WHAT TO WORK ON
Check each line below for "系统中安装显示器驱动程序" and report how many have it, nothing else.

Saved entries

>>>

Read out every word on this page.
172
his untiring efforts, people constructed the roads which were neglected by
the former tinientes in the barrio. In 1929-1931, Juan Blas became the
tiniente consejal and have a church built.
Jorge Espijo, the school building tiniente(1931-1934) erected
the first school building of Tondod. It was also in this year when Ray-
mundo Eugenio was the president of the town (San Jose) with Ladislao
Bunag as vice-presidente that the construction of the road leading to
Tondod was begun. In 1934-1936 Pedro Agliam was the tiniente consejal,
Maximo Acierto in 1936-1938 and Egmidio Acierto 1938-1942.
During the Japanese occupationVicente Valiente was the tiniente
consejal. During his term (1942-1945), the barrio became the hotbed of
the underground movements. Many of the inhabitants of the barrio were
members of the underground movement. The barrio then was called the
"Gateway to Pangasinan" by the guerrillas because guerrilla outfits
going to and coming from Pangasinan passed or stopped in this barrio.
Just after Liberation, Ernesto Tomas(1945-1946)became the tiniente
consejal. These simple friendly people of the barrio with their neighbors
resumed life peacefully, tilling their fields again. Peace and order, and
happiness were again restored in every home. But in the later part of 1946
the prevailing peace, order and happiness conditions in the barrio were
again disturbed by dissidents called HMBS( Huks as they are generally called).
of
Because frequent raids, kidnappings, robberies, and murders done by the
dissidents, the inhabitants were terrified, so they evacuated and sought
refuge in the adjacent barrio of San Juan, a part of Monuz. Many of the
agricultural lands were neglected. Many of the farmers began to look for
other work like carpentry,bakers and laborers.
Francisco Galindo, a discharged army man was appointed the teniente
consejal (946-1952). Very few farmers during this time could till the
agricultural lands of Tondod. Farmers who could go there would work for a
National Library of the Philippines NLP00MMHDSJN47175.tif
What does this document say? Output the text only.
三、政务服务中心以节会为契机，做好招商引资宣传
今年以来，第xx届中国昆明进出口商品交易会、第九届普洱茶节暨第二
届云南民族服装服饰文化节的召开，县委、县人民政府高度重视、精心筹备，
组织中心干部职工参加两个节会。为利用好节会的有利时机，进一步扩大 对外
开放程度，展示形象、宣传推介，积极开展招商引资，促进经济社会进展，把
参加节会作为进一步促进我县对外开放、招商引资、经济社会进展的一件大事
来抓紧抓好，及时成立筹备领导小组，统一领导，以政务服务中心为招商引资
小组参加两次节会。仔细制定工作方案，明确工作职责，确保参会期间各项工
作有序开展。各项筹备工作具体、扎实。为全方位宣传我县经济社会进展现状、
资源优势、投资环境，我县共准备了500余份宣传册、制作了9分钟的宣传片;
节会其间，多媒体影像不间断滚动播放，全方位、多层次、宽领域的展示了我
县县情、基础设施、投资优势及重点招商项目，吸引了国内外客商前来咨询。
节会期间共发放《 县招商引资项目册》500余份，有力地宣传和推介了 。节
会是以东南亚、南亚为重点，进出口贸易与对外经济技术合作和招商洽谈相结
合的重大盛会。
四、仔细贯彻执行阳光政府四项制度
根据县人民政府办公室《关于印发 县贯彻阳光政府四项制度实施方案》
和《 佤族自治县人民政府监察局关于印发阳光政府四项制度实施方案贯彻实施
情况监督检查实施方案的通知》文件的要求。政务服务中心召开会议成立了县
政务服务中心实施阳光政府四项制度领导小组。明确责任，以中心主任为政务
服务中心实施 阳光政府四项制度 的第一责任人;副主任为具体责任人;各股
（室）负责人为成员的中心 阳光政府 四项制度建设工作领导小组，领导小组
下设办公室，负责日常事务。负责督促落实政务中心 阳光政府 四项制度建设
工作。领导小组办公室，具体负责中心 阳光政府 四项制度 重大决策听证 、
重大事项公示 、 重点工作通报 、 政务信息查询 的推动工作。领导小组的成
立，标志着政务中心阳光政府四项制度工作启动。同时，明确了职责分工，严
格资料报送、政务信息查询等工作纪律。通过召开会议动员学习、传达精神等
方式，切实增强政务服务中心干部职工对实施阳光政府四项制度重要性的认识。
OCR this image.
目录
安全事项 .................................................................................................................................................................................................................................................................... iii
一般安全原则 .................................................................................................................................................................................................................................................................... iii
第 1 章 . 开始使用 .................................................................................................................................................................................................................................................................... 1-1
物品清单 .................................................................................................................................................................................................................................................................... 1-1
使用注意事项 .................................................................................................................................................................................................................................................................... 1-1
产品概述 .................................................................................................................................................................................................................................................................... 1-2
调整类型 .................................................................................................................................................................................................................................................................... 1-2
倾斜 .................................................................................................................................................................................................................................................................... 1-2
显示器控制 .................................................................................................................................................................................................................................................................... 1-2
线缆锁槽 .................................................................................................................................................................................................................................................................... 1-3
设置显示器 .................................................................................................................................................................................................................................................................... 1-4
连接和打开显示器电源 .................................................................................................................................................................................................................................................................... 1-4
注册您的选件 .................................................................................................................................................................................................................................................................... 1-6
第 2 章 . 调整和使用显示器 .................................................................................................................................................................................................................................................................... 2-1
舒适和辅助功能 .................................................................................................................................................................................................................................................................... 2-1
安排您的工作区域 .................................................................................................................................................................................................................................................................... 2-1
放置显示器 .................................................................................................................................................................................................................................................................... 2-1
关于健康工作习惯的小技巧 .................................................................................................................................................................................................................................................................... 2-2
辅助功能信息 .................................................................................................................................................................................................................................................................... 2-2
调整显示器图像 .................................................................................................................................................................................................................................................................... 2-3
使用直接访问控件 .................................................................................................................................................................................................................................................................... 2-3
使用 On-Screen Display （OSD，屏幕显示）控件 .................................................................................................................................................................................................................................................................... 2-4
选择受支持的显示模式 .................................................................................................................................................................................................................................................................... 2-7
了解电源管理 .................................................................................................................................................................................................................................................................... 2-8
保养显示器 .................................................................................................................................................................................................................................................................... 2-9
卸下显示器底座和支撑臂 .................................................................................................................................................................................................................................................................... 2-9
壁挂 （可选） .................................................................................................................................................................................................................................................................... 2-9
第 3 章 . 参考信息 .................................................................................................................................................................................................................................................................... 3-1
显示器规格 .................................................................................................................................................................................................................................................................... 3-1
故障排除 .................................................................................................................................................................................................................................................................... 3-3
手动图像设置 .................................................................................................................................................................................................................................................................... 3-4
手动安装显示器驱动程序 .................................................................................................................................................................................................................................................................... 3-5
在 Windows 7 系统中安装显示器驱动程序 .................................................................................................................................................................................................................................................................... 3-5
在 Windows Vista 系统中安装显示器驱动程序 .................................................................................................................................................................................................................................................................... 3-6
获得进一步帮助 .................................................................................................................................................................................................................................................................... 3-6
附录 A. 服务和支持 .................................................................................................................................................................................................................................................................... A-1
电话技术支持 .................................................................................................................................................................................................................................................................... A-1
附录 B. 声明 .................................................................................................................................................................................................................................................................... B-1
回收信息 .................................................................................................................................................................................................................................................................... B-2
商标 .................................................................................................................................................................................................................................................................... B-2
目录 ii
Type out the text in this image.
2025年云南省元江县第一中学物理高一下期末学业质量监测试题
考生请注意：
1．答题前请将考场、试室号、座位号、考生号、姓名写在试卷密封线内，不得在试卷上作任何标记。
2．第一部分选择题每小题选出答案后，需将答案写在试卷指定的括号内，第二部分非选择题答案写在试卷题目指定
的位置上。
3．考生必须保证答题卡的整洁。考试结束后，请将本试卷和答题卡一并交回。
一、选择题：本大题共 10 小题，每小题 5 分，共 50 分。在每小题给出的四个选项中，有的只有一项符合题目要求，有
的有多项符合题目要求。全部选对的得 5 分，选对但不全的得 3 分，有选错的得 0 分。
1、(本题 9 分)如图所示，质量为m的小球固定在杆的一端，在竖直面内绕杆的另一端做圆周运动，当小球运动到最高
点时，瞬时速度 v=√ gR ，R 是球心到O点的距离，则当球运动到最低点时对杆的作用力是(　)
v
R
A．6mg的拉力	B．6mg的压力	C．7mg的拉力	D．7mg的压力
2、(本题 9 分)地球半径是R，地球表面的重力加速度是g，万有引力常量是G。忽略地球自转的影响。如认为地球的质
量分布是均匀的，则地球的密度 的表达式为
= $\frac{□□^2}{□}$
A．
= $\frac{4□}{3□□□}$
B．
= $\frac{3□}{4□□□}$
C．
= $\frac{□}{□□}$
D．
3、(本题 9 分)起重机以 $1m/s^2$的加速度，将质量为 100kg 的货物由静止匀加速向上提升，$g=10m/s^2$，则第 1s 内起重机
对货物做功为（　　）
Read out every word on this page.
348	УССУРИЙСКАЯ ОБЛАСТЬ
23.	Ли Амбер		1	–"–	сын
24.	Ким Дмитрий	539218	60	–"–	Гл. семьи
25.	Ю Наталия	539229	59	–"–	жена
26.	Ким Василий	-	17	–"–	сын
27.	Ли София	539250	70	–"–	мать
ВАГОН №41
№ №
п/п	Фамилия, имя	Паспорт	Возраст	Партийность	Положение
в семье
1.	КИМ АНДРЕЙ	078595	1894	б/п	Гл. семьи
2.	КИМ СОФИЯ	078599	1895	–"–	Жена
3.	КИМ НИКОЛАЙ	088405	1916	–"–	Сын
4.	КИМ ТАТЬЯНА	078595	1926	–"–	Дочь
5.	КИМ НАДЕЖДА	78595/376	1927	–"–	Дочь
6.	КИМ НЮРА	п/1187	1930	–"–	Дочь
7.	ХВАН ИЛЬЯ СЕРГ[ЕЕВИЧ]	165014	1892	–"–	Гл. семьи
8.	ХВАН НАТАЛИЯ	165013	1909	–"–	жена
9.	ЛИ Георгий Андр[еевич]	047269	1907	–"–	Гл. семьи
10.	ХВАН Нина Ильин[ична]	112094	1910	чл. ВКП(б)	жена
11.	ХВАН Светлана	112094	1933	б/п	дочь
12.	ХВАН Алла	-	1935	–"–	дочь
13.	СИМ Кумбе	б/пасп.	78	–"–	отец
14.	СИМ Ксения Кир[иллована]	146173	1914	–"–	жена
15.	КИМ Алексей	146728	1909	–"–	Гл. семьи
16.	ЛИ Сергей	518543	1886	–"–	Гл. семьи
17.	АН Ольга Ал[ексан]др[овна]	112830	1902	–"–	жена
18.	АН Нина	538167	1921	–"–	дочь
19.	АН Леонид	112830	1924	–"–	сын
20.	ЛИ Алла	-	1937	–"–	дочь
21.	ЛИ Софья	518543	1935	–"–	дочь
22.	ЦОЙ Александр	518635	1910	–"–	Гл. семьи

<<<

EXERCISE ANSWER
2